WHAT THE EXERCISE ASKS: Retype every entry word for word.

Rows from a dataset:
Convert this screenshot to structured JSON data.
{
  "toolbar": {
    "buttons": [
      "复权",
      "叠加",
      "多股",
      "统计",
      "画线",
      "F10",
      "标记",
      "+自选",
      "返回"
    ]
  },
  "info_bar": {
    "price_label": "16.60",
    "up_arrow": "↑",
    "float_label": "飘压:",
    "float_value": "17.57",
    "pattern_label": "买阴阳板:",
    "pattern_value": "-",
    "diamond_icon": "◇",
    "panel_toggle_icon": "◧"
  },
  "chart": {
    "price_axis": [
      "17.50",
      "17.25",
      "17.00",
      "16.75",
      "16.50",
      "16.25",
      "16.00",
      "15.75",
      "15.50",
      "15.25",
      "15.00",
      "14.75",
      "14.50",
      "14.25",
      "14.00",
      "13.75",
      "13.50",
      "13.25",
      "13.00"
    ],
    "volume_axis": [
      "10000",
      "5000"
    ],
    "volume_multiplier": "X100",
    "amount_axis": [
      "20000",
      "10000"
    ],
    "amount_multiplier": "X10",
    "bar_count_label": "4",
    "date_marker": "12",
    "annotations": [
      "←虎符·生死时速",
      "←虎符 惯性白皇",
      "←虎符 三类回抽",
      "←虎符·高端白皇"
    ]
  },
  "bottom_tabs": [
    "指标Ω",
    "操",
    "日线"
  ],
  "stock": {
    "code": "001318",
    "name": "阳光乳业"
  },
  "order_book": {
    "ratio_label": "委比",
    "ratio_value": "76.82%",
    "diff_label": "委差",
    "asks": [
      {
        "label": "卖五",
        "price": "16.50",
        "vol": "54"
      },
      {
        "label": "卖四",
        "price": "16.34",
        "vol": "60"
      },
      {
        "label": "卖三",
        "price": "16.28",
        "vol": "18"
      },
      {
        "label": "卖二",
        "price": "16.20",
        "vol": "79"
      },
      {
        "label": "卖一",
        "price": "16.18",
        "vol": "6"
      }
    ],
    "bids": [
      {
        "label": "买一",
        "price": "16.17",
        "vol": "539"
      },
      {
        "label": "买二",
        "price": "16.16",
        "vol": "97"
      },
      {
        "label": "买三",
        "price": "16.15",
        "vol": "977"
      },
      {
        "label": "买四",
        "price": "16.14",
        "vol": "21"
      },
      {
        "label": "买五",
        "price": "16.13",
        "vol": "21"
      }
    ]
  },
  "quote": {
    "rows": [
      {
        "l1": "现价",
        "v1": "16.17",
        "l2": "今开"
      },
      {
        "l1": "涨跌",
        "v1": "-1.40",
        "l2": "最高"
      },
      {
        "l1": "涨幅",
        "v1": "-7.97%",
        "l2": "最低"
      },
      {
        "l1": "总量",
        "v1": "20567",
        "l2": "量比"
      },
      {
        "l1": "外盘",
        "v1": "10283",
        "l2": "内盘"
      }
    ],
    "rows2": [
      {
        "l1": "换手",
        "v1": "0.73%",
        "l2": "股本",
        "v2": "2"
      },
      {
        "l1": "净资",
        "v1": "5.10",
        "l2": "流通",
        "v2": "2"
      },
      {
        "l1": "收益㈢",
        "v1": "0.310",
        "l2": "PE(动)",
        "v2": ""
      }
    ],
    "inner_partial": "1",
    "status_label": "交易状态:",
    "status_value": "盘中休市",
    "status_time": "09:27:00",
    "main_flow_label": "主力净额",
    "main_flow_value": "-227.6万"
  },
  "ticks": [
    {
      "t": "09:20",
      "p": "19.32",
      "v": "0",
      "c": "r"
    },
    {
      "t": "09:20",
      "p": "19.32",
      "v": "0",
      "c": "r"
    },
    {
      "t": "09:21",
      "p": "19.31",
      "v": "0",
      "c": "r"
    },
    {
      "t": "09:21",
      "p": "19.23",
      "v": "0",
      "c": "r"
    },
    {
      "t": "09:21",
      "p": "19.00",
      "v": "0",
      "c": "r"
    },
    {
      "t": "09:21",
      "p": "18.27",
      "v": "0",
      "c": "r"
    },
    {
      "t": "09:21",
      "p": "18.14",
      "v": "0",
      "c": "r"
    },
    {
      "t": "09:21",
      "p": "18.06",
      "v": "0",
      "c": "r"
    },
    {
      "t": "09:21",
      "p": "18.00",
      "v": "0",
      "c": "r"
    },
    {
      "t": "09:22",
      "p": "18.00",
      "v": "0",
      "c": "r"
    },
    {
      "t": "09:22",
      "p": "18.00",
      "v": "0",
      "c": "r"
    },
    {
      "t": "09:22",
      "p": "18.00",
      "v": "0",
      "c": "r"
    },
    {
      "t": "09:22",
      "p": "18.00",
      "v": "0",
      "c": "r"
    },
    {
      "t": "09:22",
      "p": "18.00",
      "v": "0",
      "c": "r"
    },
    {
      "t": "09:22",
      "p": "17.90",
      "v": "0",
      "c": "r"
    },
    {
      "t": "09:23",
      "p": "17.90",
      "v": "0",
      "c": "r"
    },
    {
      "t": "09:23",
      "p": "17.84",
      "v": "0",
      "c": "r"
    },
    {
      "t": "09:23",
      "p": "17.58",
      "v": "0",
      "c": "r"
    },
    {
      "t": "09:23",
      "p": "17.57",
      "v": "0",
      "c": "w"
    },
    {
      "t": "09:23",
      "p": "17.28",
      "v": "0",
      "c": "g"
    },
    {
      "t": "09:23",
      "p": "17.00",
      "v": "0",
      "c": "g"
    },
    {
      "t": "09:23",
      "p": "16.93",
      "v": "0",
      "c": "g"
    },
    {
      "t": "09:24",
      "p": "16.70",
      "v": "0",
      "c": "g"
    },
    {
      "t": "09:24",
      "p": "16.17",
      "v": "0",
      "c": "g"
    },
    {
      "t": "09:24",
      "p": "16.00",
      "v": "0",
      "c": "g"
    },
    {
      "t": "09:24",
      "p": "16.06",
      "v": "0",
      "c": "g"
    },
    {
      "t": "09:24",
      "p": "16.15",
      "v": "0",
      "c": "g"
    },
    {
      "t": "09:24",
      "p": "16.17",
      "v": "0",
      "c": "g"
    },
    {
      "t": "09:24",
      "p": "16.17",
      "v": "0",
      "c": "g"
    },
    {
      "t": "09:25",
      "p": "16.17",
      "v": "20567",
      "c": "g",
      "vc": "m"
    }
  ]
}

WORKED SOLUTION:
Convert this screenshot to structured JSON data.
{
  "toolbar": {
    "buttons": [
      "复权",
      "叠加",
      "多股",
      "统计",
      "画线",
      "F10",
      "标记",
      "+自选",
      "返回"
    ]
  },
  "info_bar": {
    "price_label": "16.60",
    "up_arrow": "↑",
    "float_label": "飘压:",
    "float_value": "17.57",
    "pattern_label": "买阴阳板:",
    "pattern_value": "-",
    "diamond_icon": "◇",
    "panel_toggle_icon": "◧"
  },
  "chart": {
    "price_axis": [
      "17.50",
      "17.25",
      "17.00",
      "16.75",
      "16.50",
      "16.25",
      "16.00",
      "15.75",
      "15.50",
      "15.25",
      "15.00",
      "14.75",
      "14.50",
      "14.25",
      "14.00",
      "13.75",
      "13.50",
      "13.25",
      "13.00"
    ],
    "volume_axis": [
      "10000",
      "5000"
    ],
    "volume_multiplier": "X100",
    "amount_axis": [
      "20000",
      "10000"
    ],
    "amount_multiplier": "X10",
    "bar_count_label": "4",
    "date_marker": "12",
    "annotations": [
      "←虎符·生死时速",
      "←虎符 惯性白皇",
      "←虎符 三类回抽",
      "←虎符·高端白皇"
    ]
  },
  "bottom_tabs": [
    "指标Ω",
    "操",
    "日线"
  ],
  "stock": {
    "code": "001318",
    "name": "阳光乳业"
  },
  "order_book": {
    "ratio_label": "委比",
    "ratio_value": "76.82%",
    "diff_label": "委差",
    "asks": [
      {
        "label": "卖五",
        "price": "16.50",
        "vol": "54"
      },
      {
        "label": "卖四",
        "price": "16.34",
        "vol": "60"
      },
      {
        "label": "卖三",
        "price": "16.28",
        "vol": "18"
      },
      {
        "label": "卖二",
        "price": "16.20",
        "vol": "79"
      },
      {
        "label": "卖一",
        "price": "16.18",
        "vol": "6"
      }
    ],
    "bids": [
      {
        "label": "买一",
        "price": "16.17",
        "vol": "539"
      },
      {
        "label": "买二",
        "price": "16.16",
        "vol": "97"
      },
      {
        "label": "买三",
        "price": "16.15",
        "vol": "977"
      },
      {
        "label": "买四",
        "price": "16.14",
        "vol": "21"
      },
      {
        "label": "买五",
        "price": "16.13",
        "vol": "21"
      }
    ]
  },
  "quote": {
    "rows": [
      {
        "l1": "现价",
        "v1": "16.17",
        "l2": "今开"
      },
      {
        "l1": "涨跌",
        "v1": "-1.40",
        "l2": "最高"
      },
      {
        "l1": "涨幅",
        "v1": "-7.97%",
        "l2": "最低"
      },
      {
        "l1": "总量",
        "v1": "20567",
        "l2": "量比"
      },
      {
        "l1": "外盘",
        "v1": "10283",
        "l2": "内盘"
      }
    ],
    "rows2": [
      {
        "l1": "换手",
        "v1": "0.73%",
        "l2": "股本",
        "v2": "2"
      },
      {
        "l1": "净资",
        "v1": "5.10",
        "l2": "流通",
        "v2": "2"
      },
      {
        "l1": "收益㈢",
        "v1": "0.310",
        "l2": "PE(动)",
        "v2": ""
      }
    ],
    "inner_partial": "1",
    "status_label": "交易状态:",
    "status_value": "盘中休市",
    "status_time": "09:27:00",
    "main_flow_label": "主力净额",
    "main_flow_value": "-227.6万"
  },
  "ticks": [
    {
      "t": "09:20",
      "p": "19.32",
      "v": "0",
      "c": "r"
    },
    {
      "t": "09:20",
      "p": "19.32",
      "v": "0",
      "c": "r"
    },
    {
      "t": "09:21",
      "p": "19.31",
      "v": "0",
      "c": "r"
    },
    {
      "t": "09:21",
      "p": "19.23",
      "v": "0",
      "c": "r"
    },
    {
      "t": "09:21",
      "p": "19.00",
      "v": "0",
      "c": "r"
    },
    {
      "t": "09:21",
      "p": "18.27",
      "v": "0",
      "c": "r"
    },
    {
      "t": "09:21",
      "p": "18.14",
      "v": "0",
      "c": "r"
    },
    {
      "t": "09:21",
      "p": "18.06",
      "v": "0",
      "c": "r"
    },
    {
      "t": "09:21",
      "p": "18.00",
      "v": "0",
      "c": "r"
    },
    {
      "t": "09:22",
      "p": "18.00",
      "v": "0",
      "c": "r"
    },
    {
      "t": "09:22",
      "p": "18.00",
      "v": "0",
      "c": "r"
    },
    {
      "t": "09:22",
      "p": "18.00",
      "v": "0",
      "c": "r"
    },
    {
      "t": "09:22",
      "p": "18.00",
      "v": "0",
      "c": "r"
    },
    {
      "t": "09:22",
      "p": "18.00",
      "v": "0",
      "c": "r"
    },
    {
      "t": "09:22",
      "p": "17.90",
      "v": "0",
      "c": "r"
    },
    {
      "t": "09:23",
      "p": "17.90",
      "v": "0",
      "c": "r"
    },
    {
      "t": "09:23",
      "p": "17.84",
      "v": "0",
      "c": "r"
    },
    {
      "t": "09:23",
      "p": "17.58",
      "v": "0",
      "c": "r"
    },
    {
      "t": "09:23",
      "p": "17.57",
      "v": "0",
      "c": "w"
    },
    {
      "t": "09:23",
      "p": "17.28",
      "v": "0",
      "c": "g"
    },
    {
      "t": "09:23",
      "p": "17.00",
      "v": "0",
      "c": "g"
    },
    {
      "t": "09:23",
      "p": "16.93",
      "v": "0",
      "c": "g"
    },
    {
      "t": "09:24",
      "p": "16.70",
      "v": "0",
      "c": "g"
    },
    {
      "t": "09:24",
      "p": "16.17",
      "v": "0",
      "c": "g"
    },
    {
      "t": "09:24",
      "p": "16.00",
      "v": "0",
      "c": "g"
    },
    {
      "t": "09:24",
      "p": "16.06",
      "v": "0",
      "c": "g"
    },
    {
      "t": "09:24",
      "p": "16.15",
      "v": "0",
      "c": "g"
    },
    {
      "t": "09:24",
      "p": "16.17",
      "v": "0",
      "c": "g"
    },
    {
      "t": "09:24",
      "p": "16.17",
      "v": "0",
      "c": "g"
    },
    {
      "t": "09:25",
      "p": "16.17",
      "v": "20567",
      "c": "g",
      "vc": "m"
    }
  ]
}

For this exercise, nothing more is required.